> [Your objective]
Every line containing the word "title" needs to be found and copied.

> [Given records]
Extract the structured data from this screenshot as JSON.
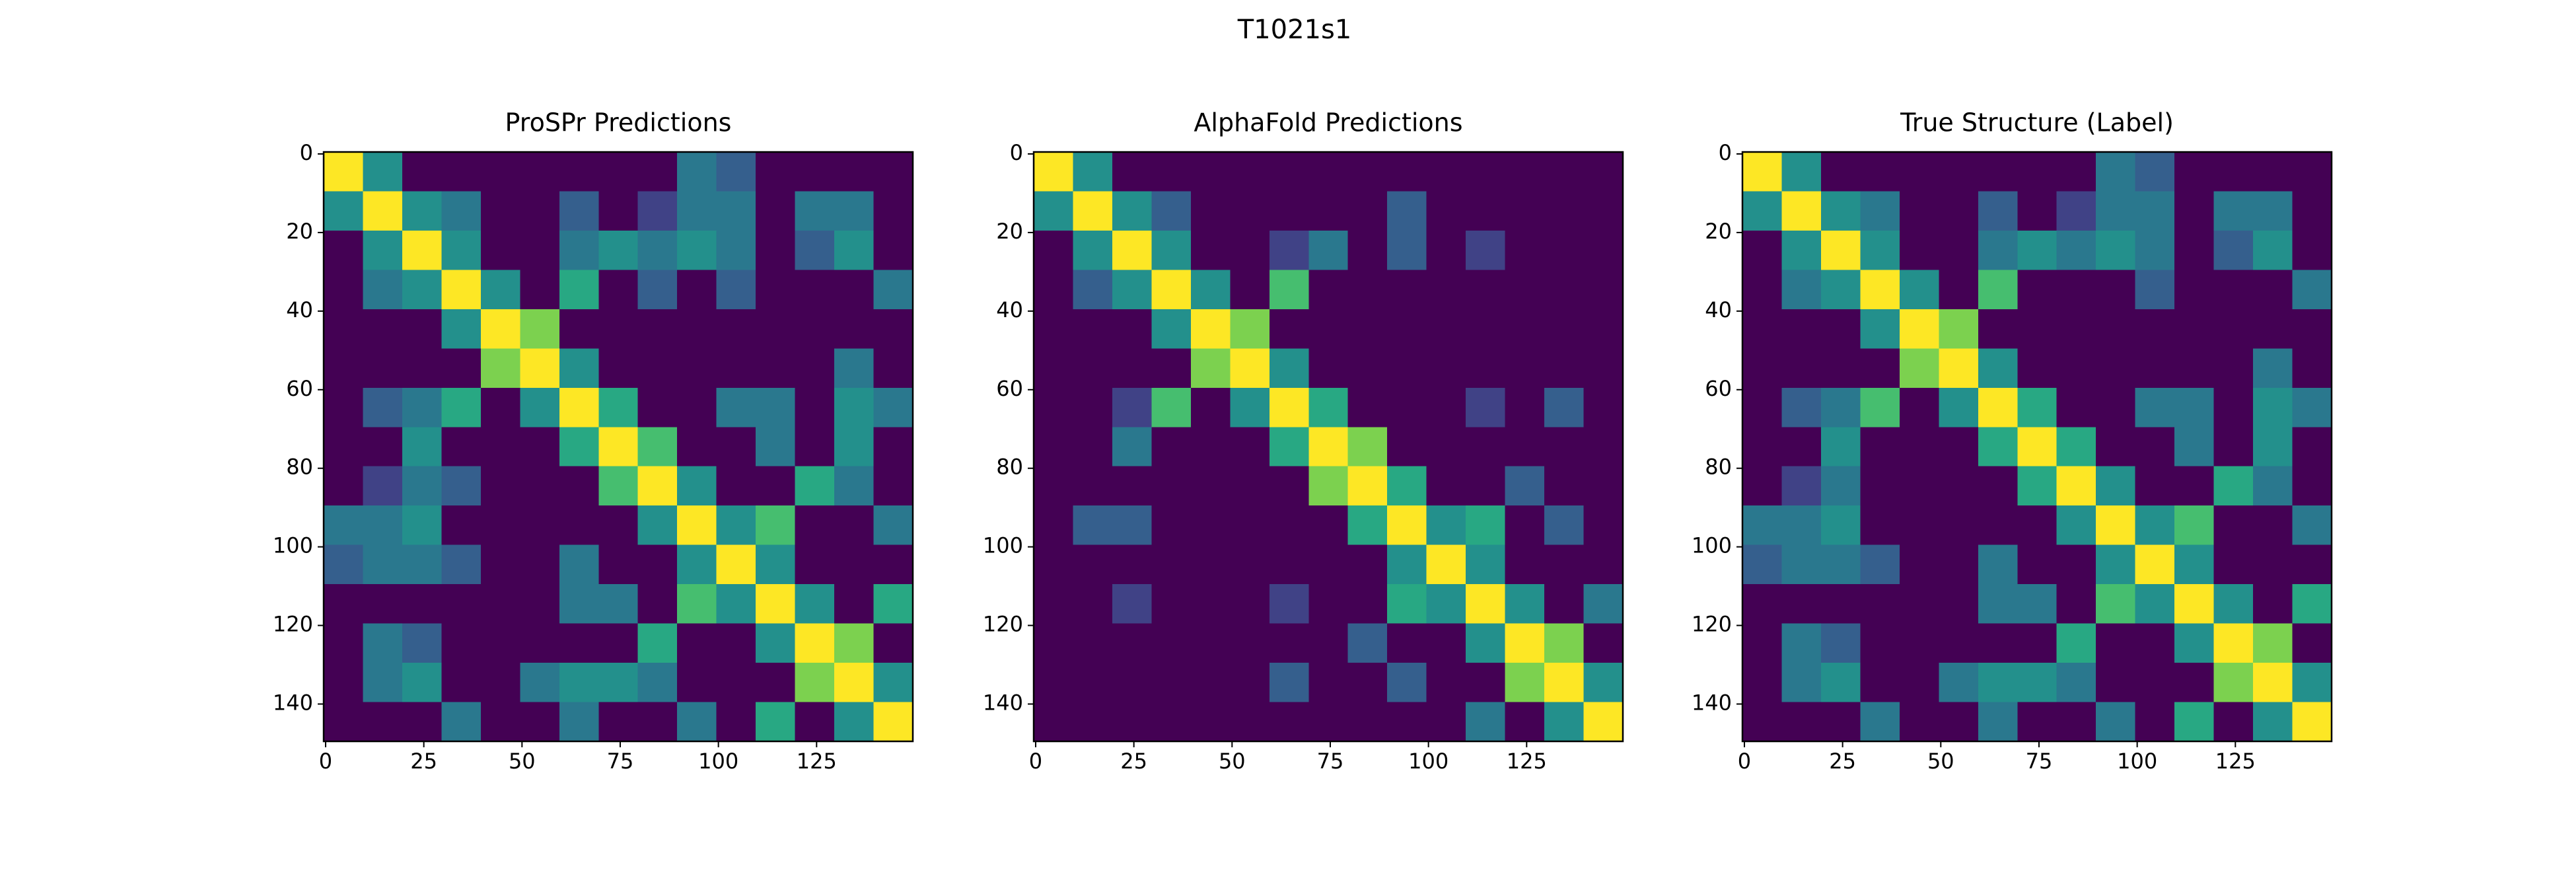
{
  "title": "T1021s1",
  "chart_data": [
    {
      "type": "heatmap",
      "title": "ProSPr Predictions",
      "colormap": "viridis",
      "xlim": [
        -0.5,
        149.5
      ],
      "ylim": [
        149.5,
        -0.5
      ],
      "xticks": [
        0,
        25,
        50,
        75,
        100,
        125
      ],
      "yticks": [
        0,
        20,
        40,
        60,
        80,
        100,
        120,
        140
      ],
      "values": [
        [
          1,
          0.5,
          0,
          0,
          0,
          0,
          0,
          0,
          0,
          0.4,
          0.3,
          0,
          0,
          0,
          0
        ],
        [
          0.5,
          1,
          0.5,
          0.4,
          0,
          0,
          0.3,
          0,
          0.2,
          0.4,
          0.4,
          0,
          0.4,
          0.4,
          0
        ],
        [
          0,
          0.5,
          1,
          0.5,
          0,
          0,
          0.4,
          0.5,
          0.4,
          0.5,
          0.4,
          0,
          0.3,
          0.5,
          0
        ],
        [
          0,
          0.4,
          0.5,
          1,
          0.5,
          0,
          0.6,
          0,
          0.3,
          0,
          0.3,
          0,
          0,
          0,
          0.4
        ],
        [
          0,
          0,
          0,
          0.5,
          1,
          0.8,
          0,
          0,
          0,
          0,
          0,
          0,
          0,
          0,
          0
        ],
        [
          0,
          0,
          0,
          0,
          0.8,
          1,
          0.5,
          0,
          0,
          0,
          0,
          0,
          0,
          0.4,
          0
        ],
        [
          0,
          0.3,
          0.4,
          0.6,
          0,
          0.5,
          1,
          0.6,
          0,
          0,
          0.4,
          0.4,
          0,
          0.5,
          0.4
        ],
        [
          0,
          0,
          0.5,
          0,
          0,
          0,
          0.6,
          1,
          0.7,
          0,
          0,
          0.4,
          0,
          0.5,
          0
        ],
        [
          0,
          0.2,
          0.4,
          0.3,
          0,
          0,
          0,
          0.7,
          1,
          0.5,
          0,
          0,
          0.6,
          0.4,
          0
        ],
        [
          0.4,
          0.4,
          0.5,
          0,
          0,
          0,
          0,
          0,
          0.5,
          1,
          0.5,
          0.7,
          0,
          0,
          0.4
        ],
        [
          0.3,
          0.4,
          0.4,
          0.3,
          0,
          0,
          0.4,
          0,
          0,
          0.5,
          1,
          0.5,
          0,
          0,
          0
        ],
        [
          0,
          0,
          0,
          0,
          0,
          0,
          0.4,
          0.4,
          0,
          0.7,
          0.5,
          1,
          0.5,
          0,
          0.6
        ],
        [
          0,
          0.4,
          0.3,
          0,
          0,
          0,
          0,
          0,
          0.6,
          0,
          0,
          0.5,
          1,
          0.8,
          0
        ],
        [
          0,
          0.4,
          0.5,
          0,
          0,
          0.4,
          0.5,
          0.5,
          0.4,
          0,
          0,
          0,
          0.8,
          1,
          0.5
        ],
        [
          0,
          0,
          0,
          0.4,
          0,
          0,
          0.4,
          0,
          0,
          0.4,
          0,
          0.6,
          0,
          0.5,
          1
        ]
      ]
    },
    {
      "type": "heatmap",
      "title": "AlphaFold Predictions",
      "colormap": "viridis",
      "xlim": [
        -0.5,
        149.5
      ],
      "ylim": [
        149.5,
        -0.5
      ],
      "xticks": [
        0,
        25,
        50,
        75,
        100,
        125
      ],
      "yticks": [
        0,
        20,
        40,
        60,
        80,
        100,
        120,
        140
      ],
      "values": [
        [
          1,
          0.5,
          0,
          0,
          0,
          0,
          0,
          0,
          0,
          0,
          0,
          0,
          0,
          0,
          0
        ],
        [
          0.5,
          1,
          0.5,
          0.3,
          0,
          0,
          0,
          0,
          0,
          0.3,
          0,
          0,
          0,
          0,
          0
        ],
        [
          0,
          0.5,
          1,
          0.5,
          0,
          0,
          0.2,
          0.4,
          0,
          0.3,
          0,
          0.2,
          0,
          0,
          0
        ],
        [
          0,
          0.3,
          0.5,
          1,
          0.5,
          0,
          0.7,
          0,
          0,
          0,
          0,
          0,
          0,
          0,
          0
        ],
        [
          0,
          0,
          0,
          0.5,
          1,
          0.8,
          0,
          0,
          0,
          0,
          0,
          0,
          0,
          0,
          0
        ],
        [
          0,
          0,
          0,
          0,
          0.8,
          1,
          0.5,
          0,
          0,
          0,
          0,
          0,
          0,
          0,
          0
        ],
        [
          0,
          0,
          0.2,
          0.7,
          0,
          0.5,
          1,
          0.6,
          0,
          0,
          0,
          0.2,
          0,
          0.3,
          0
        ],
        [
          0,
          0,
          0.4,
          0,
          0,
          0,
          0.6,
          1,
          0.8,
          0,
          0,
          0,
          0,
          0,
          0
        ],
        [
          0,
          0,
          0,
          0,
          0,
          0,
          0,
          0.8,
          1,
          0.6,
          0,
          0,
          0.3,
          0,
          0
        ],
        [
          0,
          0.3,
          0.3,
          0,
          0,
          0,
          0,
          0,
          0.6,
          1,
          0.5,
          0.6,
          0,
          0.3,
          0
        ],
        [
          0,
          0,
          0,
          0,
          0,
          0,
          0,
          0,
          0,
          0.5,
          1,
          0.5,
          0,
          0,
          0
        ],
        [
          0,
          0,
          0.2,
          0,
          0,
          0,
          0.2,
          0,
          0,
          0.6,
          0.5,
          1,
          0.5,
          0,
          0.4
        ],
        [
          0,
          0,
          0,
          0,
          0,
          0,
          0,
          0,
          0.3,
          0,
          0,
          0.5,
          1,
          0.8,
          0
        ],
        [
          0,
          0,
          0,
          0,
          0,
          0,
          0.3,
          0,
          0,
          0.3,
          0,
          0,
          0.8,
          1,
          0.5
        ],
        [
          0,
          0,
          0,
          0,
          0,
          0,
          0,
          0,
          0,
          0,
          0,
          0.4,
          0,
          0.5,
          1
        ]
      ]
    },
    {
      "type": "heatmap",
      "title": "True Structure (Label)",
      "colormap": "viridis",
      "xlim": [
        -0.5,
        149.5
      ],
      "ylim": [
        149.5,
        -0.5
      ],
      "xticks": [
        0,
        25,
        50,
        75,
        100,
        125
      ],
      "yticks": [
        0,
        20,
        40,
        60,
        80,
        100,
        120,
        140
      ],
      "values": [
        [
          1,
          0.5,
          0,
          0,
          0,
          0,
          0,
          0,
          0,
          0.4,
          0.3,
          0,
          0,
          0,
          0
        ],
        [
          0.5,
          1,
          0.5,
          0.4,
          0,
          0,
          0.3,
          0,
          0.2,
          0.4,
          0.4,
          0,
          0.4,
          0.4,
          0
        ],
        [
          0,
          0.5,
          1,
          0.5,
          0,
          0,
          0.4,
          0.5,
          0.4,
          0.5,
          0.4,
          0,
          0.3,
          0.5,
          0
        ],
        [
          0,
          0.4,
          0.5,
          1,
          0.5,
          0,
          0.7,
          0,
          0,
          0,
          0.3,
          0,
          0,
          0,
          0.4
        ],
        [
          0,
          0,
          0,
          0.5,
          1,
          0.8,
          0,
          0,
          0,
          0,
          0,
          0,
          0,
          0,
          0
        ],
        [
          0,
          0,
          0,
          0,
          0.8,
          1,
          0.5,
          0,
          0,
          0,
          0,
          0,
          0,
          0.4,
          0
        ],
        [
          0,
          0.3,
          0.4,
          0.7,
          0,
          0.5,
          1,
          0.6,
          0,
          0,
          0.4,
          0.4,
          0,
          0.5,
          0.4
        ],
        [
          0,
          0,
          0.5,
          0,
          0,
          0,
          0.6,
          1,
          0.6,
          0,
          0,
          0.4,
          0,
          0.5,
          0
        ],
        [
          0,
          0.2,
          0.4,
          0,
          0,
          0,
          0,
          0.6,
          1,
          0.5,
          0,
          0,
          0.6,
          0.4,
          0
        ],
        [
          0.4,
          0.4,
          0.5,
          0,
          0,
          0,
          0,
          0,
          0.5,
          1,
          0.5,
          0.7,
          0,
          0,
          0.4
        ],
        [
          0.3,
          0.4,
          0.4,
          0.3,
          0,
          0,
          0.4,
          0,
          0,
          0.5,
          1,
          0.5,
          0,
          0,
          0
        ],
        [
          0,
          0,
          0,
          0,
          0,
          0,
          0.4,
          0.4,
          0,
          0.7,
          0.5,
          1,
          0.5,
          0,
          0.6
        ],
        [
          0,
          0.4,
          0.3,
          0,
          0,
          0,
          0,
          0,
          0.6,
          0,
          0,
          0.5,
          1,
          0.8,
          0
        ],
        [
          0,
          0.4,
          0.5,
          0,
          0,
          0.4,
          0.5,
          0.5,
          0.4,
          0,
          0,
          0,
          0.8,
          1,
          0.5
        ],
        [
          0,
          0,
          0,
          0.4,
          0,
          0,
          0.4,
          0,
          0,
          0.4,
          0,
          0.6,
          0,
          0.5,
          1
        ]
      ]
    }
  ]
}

> [Solution to the exercise]
  "title": "T1021s1",
      "title": "ProSPr Predictions",
      "title": "AlphaFold Predictions",
      "title": "True Structure (Label)",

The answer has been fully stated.